'''
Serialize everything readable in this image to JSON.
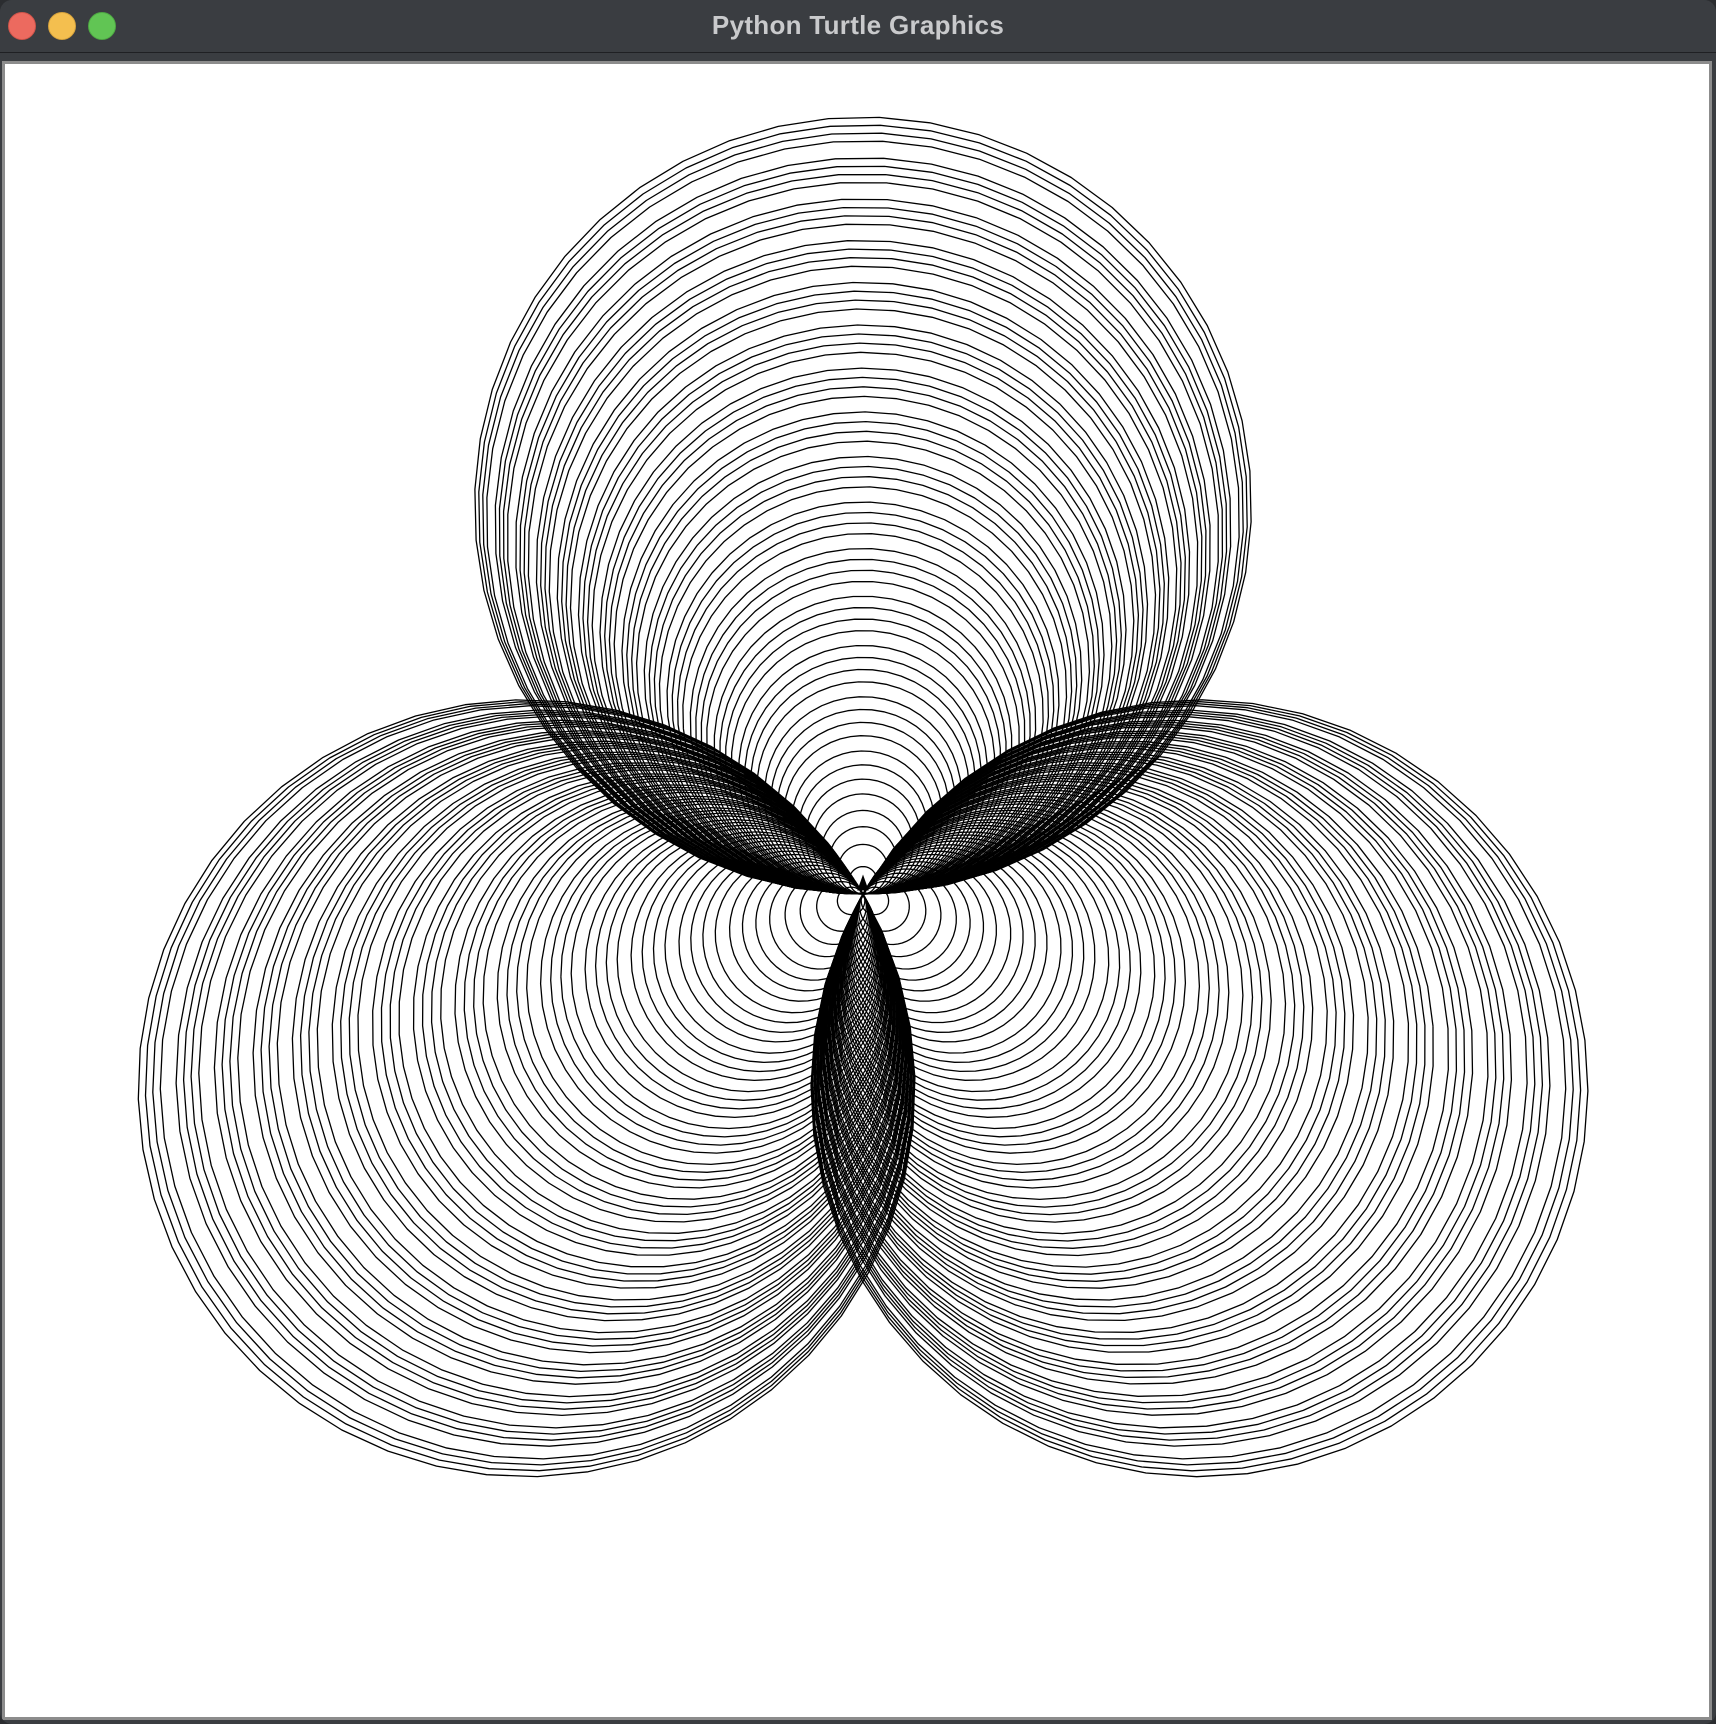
{
  "window": {
    "title": "Python Turtle Graphics"
  },
  "canvas": {
    "background": "#ffffff",
    "pen_color": "#000000"
  },
  "controls": {
    "close_icon": "close-icon",
    "minimize_icon": "minimize-icon",
    "maximize_icon": "maximize-icon"
  }
}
'''
- **Task brief**
Give an exact reproduction of every line, leaving out any picture.

- **The answer**
Serialize everything readable in this image to JSON.
{
  "window": {
    "title": "Python Turtle Graphics"
  },
  "canvas": {
    "background": "#ffffff",
    "pen_color": "#000000"
  },
  "controls": {
    "close_icon": "close-icon",
    "minimize_icon": "minimize-icon",
    "maximize_icon": "maximize-icon"
  }
}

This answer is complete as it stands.